### Records

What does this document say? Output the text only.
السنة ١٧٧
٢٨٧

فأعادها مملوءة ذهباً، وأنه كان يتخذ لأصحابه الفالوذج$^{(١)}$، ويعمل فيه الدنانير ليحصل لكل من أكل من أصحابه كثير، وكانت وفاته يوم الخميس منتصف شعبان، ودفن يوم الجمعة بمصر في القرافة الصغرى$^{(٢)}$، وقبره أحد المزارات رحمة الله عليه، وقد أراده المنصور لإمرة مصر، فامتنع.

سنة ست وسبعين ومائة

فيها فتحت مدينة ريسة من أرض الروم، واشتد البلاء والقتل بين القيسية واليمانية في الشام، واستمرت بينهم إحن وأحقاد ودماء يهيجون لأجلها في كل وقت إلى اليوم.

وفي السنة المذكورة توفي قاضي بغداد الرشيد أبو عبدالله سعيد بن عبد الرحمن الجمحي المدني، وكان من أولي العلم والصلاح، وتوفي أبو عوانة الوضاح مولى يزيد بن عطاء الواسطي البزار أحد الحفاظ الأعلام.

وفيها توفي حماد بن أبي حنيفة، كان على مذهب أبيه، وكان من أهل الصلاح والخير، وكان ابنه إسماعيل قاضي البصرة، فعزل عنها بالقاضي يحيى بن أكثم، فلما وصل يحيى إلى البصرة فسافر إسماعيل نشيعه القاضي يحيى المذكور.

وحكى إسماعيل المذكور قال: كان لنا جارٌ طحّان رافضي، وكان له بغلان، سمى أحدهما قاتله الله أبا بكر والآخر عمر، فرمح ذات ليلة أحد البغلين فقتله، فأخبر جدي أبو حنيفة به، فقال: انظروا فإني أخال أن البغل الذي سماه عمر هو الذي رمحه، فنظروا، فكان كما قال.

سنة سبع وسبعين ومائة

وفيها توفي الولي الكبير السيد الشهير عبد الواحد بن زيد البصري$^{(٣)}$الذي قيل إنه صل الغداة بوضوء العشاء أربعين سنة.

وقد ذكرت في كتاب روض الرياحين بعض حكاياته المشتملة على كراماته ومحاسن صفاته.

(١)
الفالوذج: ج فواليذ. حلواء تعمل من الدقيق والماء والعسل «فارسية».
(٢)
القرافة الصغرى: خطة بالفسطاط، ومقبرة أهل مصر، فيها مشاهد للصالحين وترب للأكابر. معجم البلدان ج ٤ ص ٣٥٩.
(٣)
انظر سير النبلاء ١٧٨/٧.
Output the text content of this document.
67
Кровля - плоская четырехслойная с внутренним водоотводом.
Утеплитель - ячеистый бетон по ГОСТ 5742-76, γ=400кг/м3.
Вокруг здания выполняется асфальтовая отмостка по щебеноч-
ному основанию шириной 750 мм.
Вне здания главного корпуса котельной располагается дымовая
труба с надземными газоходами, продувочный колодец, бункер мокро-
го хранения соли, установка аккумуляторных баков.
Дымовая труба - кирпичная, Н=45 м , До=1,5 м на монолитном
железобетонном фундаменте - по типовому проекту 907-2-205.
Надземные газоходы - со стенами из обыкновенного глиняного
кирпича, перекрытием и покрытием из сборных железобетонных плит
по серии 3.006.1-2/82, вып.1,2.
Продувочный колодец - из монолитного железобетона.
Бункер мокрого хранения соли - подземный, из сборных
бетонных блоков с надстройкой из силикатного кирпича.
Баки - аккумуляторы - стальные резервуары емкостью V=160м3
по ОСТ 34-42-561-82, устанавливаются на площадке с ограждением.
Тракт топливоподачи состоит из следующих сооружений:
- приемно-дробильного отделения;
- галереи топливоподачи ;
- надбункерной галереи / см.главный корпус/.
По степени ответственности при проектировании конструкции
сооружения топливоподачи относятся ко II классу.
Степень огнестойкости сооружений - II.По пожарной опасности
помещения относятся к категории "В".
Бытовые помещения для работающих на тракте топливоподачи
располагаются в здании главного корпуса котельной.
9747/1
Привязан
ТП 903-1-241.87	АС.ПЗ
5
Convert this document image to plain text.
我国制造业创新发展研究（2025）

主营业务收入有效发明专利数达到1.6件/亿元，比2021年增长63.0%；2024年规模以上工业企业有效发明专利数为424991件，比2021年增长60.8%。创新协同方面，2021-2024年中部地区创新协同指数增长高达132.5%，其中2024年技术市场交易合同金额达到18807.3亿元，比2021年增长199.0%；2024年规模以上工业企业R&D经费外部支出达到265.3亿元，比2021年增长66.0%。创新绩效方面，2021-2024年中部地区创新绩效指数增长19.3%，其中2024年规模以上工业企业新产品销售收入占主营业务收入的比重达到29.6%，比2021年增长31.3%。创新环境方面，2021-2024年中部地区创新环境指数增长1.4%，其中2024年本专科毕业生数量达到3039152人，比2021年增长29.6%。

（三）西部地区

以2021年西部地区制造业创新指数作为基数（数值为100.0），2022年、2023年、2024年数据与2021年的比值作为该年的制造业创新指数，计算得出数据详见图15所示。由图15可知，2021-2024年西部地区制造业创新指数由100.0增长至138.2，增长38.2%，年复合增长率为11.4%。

### Given request
Provide all the records again, word for word.

### The solution
What does this document say? Output the text only.
السنة ١٧٧
٢٨٧

فأعادها مملوءة ذهباً، وأنه كان يتخذ لأصحابه الفالوذج$^{(١)}$، ويعمل فيه الدنانير ليحصل لكل من أكل من أصحابه كثير، وكانت وفاته يوم الخميس منتصف شعبان، ودفن يوم الجمعة بمصر في القرافة الصغرى$^{(٢)}$، وقبره أحد المزارات رحمة الله عليه، وقد أراده المنصور لإمرة مصر، فامتنع.

سنة ست وسبعين ومائة

فيها فتحت مدينة ريسة من أرض الروم، واشتد البلاء والقتل بين القيسية واليمانية في الشام، واستمرت بينهم إحن وأحقاد ودماء يهيجون لأجلها في كل وقت إلى اليوم.

وفي السنة المذكورة توفي قاضي بغداد الرشيد أبو عبدالله سعيد بن عبد الرحمن الجمحي المدني، وكان من أولي العلم والصلاح، وتوفي أبو عوانة الوضاح مولى يزيد بن عطاء الواسطي البزار أحد الحفاظ الأعلام.

وفيها توفي حماد بن أبي حنيفة، كان على مذهب أبيه، وكان من أهل الصلاح والخير، وكان ابنه إسماعيل قاضي البصرة، فعزل عنها بالقاضي يحيى بن أكثم، فلما وصل يحيى إلى البصرة فسافر إسماعيل نشيعه القاضي يحيى المذكور.

وحكى إسماعيل المذكور قال: كان لنا جارٌ طحّان رافضي، وكان له بغلان، سمى أحدهما قاتله الله أبا بكر والآخر عمر، فرمح ذات ليلة أحد البغلين فقتله، فأخبر جدي أبو حنيفة به، فقال: انظروا فإني أخال أن البغل الذي سماه عمر هو الذي رمحه، فنظروا، فكان كما قال.

سنة سبع وسبعين ومائة

وفيها توفي الولي الكبير السيد الشهير عبد الواحد بن زيد البصري$^{(٣)}$الذي قيل إنه صل الغداة بوضوء العشاء أربعين سنة.

وقد ذكرت في كتاب روض الرياحين بعض حكاياته المشتملة على كراماته ومحاسن صفاته.

(١)
الفالوذج: ج فواليذ. حلواء تعمل من الدقيق والماء والعسل «فارسية».
(٢)
القرافة الصغرى: خطة بالفسطاط، ومقبرة أهل مصر، فيها مشاهد للصالحين وترب للأكابر. معجم البلدان ج ٤ ص ٣٥٩.
(٣)
انظر سير النبلاء ١٧٨/٧.
Output the text content of this document.
67
Кровля - плоская четырехслойная с внутренним водоотводом.
Утеплитель - ячеистый бетон по ГОСТ 5742-76, γ=400кг/м3.
Вокруг здания выполняется асфальтовая отмостка по щебеноч-
ному основанию шириной 750 мм.
Вне здания главного корпуса котельной располагается дымовая
труба с надземными газоходами, продувочный колодец, бункер мокро-
го хранения соли, установка аккумуляторных баков.
Дымовая труба - кирпичная, Н=45 м , До=1,5 м на монолитном
железобетонном фундаменте - по типовому проекту 907-2-205.
Надземные газоходы - со стенами из обыкновенного глиняного
кирпича, перекрытием и покрытием из сборных железобетонных плит
по серии 3.006.1-2/82, вып.1,2.
Продувочный колодец - из монолитного железобетона.
Бункер мокрого хранения соли - подземный, из сборных
бетонных блоков с надстройкой из силикатного кирпича.
Баки - аккумуляторы - стальные резервуары емкостью V=160м3
по ОСТ 34-42-561-82, устанавливаются на площадке с ограждением.
Тракт топливоподачи состоит из следующих сооружений:
- приемно-дробильного отделения;
- галереи топливоподачи ;
- надбункерной галереи / см.главный корпус/.
По степени ответственности при проектировании конструкции
сооружения топливоподачи относятся ко II классу.
Степень огнестойкости сооружений - II.По пожарной опасности
помещения относятся к категории "В".
Бытовые помещения для работающих на тракте топливоподачи
располагаются в здании главного корпуса котельной.
9747/1
Привязан
ТП 903-1-241.87	АС.ПЗ
5
Convert this document image to plain text.
我国制造业创新发展研究（2025）

主营业务收入有效发明专利数达到1.6件/亿元，比2021年增长63.0%；2024年规模以上工业企业有效发明专利数为424991件，比2021年增长60.8%。创新协同方面，2021-2024年中部地区创新协同指数增长高达132.5%，其中2024年技术市场交易合同金额达到18807.3亿元，比2021年增长199.0%；2024年规模以上工业企业R&D经费外部支出达到265.3亿元，比2021年增长66.0%。创新绩效方面，2021-2024年中部地区创新绩效指数增长19.3%，其中2024年规模以上工业企业新产品销售收入占主营业务收入的比重达到29.6%，比2021年增长31.3%。创新环境方面，2021-2024年中部地区创新环境指数增长1.4%，其中2024年本专科毕业生数量达到3039152人，比2021年增长29.6%。

（三）西部地区

以2021年西部地区制造业创新指数作为基数（数值为100.0），2022年、2023年、2024年数据与2021年的比值作为该年的制造业创新指数，计算得出数据详见图15所示。由图15可知，2021-2024年西部地区制造业创新指数由100.0增长至138.2，增长38.2%，年复合增长率为11.4%。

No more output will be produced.